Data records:
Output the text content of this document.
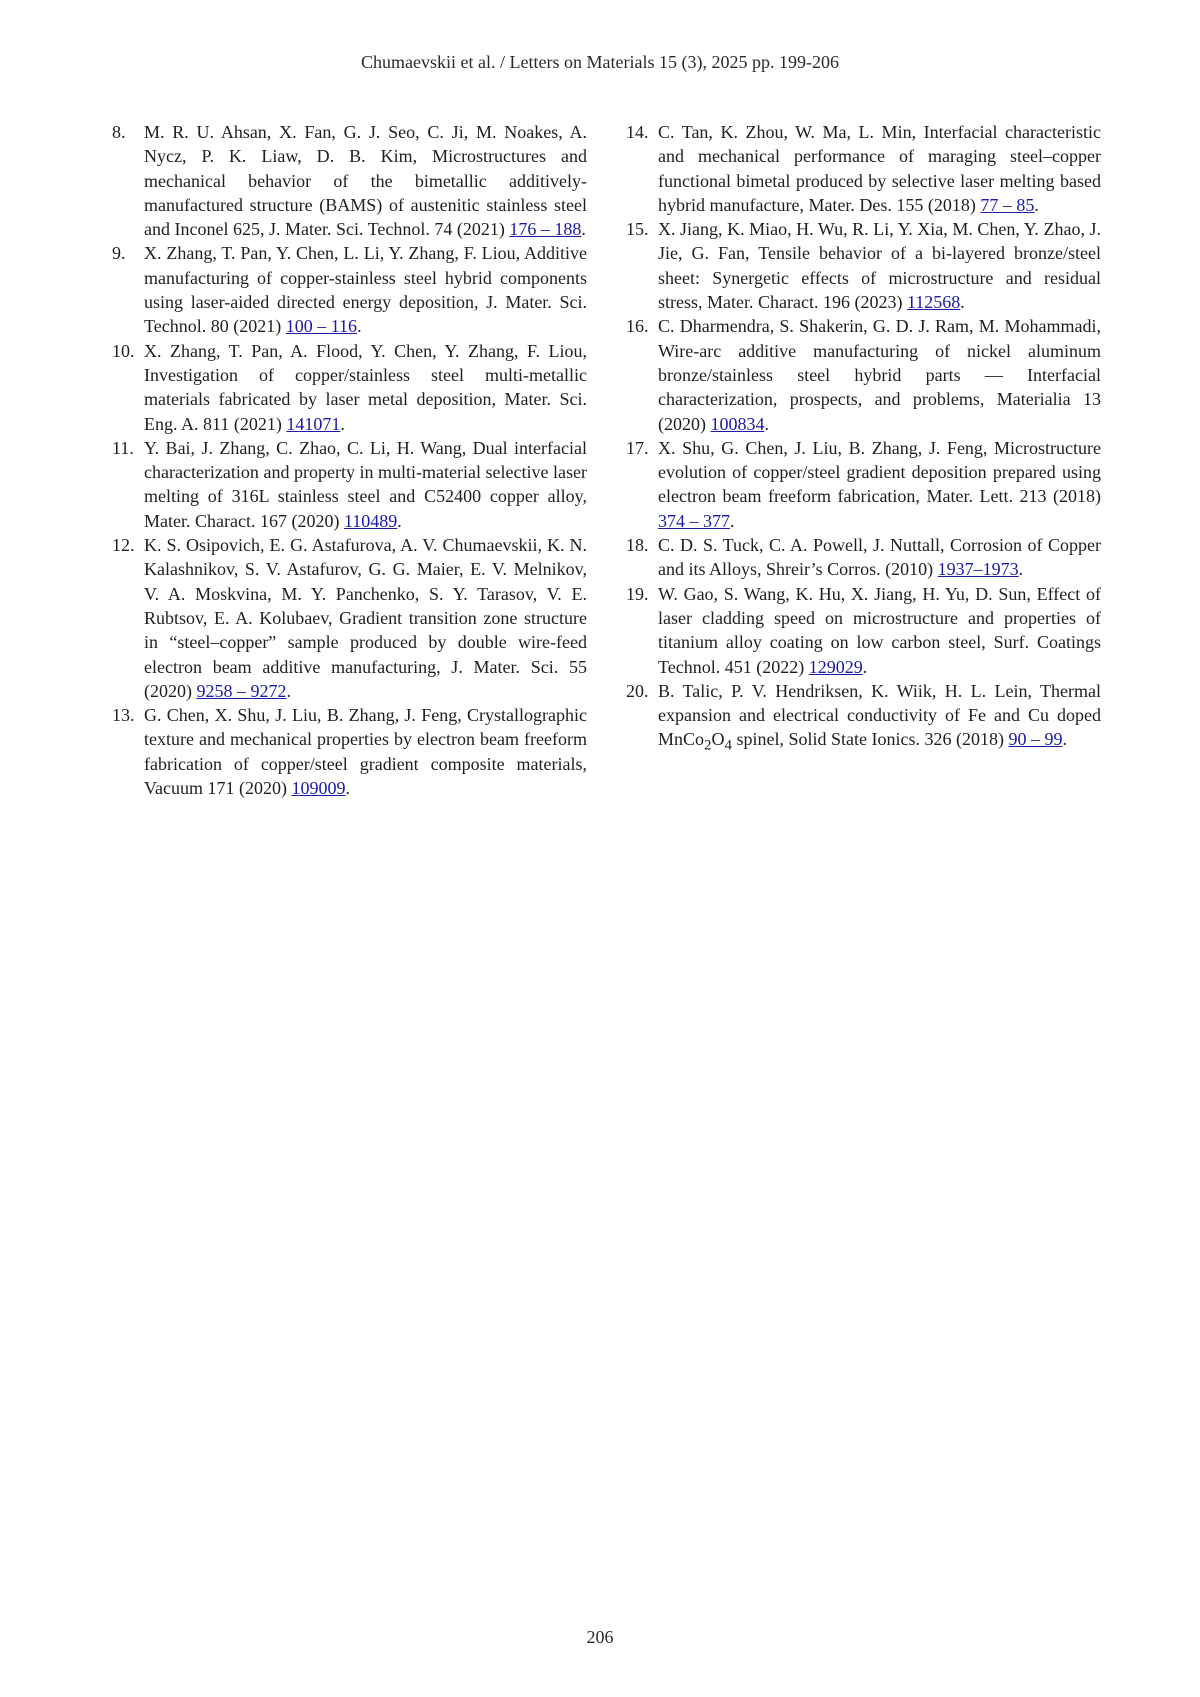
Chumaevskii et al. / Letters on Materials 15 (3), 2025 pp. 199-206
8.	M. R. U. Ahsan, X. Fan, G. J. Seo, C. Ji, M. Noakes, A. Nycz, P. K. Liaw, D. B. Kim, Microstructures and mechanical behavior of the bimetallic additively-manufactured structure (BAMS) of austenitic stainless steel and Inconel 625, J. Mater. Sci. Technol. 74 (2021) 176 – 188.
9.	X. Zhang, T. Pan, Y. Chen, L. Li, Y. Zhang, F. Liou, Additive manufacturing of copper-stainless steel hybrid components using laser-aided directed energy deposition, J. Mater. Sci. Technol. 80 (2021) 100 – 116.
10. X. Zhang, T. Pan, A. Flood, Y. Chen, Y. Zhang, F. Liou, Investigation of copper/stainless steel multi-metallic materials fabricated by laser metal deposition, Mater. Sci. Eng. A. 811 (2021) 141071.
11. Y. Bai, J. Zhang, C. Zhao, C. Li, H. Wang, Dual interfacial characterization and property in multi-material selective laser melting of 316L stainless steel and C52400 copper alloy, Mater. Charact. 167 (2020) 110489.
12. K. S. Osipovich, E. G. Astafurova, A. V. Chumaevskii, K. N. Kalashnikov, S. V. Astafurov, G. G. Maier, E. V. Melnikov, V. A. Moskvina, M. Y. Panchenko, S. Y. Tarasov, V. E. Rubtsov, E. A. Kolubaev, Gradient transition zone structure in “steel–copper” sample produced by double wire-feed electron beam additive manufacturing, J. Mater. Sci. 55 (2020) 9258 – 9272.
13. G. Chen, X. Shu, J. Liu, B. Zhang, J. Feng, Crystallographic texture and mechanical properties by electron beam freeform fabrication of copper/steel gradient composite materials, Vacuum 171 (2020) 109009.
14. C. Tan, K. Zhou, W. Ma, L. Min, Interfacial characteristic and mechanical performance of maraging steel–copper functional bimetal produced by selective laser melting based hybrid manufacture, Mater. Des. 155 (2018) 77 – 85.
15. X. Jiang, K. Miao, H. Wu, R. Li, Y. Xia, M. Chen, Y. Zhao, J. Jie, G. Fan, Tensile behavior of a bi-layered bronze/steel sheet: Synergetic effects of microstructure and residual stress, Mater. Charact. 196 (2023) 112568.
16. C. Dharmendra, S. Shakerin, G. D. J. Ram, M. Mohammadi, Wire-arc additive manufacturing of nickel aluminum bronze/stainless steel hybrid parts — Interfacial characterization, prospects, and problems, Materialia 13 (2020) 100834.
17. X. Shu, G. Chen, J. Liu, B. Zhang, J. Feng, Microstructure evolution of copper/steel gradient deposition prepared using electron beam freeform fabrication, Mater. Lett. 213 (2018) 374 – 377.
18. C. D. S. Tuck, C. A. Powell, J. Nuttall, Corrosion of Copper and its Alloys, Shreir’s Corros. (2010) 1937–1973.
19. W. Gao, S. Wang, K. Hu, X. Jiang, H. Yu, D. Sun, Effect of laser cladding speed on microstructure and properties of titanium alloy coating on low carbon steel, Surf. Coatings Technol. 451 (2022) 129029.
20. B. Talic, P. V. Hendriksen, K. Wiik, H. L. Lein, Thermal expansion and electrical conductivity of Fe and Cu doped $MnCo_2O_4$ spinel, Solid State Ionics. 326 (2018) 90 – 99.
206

◆ TASK OBJECTIVE ◆
Scan the listing above. Gather each line that contains the word "electron".

◆ WRITTEN RESPONSE ◆
12. K. S. Osipovich, E. G. Astafurova, A. V. Chumaevskii, K. N. Kalashnikov, S. V. Astafurov, G. G. Maier, E. V. Melnikov, V. A. Moskvina, M. Y. Panchenko, S. Y. Tarasov, V. E. Rubtsov, E. A. Kolubaev, Gradient transition zone structure in “steel–copper” sample produced by double wire-feed electron beam additive manufacturing, J. Mater. Sci. 55 (2020) 9258 – 9272.
13. G. Chen, X. Shu, J. Liu, B. Zhang, J. Feng, Crystallographic texture and mechanical properties by electron beam freeform fabrication of copper/steel gradient composite materials, Vacuum 171 (2020) 109009.
17. X. Shu, G. Chen, J. Liu, B. Zhang, J. Feng, Microstructure evolution of copper/steel gradient deposition prepared using electron beam freeform fabrication, Mater. Lett. 213 (2018) 374 – 377.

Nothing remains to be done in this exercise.